■ **STATED EXERCISE**:
Copy out all the entries exactly.

►

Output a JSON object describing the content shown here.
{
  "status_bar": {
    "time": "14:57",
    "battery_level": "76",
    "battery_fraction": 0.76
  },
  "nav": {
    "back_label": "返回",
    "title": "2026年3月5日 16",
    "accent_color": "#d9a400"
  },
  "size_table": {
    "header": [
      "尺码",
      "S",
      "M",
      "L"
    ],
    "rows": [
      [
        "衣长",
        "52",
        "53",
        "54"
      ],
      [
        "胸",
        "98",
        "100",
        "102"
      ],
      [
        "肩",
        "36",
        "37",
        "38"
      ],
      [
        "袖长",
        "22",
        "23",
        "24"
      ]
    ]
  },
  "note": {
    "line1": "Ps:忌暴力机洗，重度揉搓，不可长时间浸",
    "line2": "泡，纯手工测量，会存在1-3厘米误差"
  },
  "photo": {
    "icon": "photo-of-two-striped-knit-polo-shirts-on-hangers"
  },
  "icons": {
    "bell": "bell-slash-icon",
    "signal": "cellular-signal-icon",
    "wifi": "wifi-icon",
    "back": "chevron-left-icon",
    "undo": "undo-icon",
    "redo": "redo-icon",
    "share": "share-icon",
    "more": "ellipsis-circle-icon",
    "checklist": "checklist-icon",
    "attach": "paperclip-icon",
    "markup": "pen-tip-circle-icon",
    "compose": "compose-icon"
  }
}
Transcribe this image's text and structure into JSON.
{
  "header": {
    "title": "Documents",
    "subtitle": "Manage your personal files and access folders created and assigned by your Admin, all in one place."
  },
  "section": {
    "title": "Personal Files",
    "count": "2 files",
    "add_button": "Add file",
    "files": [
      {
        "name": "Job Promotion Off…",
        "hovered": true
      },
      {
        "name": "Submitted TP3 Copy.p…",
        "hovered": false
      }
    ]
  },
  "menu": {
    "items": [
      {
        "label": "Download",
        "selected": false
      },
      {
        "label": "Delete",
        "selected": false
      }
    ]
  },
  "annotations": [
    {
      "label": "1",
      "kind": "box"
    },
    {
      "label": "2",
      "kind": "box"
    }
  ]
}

◄

■ **ANSWER BELOW**:
Output a JSON object describing the content shown here.
{
  "status_bar": {
    "time": "14:57",
    "battery_level": "76",
    "battery_fraction": 0.76
  },
  "nav": {
    "back_label": "返回",
    "title": "2026年3月5日 16",
    "accent_color": "#d9a400"
  },
  "size_table": {
    "header": [
      "尺码",
      "S",
      "M",
      "L"
    ],
    "rows": [
      [
        "衣长",
        "52",
        "53",
        "54"
      ],
      [
        "胸",
        "98",
        "100",
        "102"
      ],
      [
        "肩",
        "36",
        "37",
        "38"
      ],
      [
        "袖长",
        "22",
        "23",
        "24"
      ]
    ]
  },
  "note": {
    "line1": "Ps:忌暴力机洗，重度揉搓，不可长时间浸",
    "line2": "泡，纯手工测量，会存在1-3厘米误差"
  },
  "photo": {
    "icon": "photo-of-two-striped-knit-polo-shirts-on-hangers"
  },
  "icons": {
    "bell": "bell-slash-icon",
    "signal": "cellular-signal-icon",
    "wifi": "wifi-icon",
    "back": "chevron-left-icon",
    "undo": "undo-icon",
    "redo": "redo-icon",
    "share": "share-icon",
    "more": "ellipsis-circle-icon",
    "checklist": "checklist-icon",
    "attach": "paperclip-icon",
    "markup": "pen-tip-circle-icon",
    "compose": "compose-icon"
  }
}
Transcribe this image's text and structure into JSON.
{
  "header": {
    "title": "Documents",
    "subtitle": "Manage your personal files and access folders created and assigned by your Admin, all in one place."
  },
  "section": {
    "title": "Personal Files",
    "count": "2 files",
    "add_button": "Add file",
    "files": [
      {
        "name": "Job Promotion Off…",
        "hovered": true
      },
      {
        "name": "Submitted TP3 Copy.p…",
        "hovered": false
      }
    ]
  },
  "menu": {
    "items": [
      {
        "label": "Download",
        "selected": false
      },
      {
        "label": "Delete",
        "selected": false
      }
    ]
  },
  "annotations": [
    {
      "label": "1",
      "kind": "box"
    },
    {
      "label": "2",
      "kind": "box"
    }
  ]
}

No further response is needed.